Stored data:
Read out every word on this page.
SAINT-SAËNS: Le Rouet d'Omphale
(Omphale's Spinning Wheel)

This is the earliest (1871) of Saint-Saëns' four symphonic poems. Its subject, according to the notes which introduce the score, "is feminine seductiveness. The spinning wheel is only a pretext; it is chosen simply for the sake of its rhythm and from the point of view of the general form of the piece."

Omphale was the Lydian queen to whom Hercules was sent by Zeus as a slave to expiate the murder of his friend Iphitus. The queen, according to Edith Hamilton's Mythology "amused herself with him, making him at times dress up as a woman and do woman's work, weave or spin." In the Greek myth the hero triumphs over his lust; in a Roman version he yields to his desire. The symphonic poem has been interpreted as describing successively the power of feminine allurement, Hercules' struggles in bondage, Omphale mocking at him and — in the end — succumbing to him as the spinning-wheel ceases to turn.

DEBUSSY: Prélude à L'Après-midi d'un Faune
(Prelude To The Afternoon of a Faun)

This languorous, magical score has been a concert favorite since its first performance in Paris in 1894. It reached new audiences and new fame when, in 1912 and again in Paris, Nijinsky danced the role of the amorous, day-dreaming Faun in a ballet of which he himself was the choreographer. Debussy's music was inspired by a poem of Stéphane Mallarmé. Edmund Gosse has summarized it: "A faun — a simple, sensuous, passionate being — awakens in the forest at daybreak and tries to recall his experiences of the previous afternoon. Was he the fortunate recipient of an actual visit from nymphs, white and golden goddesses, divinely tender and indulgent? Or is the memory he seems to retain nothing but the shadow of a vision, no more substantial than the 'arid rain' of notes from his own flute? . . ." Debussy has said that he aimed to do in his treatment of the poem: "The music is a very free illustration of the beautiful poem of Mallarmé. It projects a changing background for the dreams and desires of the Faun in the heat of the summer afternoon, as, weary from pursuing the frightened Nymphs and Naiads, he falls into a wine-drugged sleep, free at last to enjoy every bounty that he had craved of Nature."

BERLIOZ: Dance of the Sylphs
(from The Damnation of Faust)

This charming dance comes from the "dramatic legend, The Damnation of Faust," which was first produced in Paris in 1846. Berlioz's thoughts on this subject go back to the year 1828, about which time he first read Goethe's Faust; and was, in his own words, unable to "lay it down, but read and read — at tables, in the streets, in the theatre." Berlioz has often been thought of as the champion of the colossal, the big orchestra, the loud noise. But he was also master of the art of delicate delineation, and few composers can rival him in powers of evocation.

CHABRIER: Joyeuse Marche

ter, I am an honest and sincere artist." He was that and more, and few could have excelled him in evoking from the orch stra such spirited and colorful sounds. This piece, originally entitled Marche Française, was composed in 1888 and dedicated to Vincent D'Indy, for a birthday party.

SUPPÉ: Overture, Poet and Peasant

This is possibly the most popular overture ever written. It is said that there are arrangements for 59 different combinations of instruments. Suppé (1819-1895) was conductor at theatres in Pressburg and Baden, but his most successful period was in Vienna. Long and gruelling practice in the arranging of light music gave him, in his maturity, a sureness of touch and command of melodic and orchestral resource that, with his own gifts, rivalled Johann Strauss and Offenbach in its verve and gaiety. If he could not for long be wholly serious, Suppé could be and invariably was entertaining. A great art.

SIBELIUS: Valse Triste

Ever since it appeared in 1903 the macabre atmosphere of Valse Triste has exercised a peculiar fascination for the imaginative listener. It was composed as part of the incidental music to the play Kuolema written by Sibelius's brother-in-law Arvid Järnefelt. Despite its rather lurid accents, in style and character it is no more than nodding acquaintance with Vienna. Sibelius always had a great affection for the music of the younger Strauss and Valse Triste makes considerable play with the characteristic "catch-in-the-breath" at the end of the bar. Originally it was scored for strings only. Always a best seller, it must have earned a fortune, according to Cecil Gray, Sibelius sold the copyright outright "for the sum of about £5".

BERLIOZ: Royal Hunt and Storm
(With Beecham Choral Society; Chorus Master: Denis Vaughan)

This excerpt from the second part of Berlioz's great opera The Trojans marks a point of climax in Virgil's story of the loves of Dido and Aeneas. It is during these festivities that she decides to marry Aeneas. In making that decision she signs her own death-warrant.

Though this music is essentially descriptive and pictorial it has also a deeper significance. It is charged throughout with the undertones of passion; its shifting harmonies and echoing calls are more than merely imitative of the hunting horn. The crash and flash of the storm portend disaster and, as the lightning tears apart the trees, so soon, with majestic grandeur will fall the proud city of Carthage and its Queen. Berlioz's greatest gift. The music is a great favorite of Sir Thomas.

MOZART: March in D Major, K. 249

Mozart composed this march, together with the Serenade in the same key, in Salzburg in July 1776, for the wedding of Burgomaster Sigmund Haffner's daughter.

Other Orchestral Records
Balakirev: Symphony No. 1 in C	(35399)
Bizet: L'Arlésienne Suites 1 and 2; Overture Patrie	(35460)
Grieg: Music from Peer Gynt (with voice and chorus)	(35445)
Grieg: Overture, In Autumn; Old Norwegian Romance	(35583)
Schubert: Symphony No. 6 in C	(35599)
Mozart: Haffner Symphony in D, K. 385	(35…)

(Exercise goal) Check each line of the records for the string "Marche" and state how many lines contain it. Give only the number.

(Written solution) 2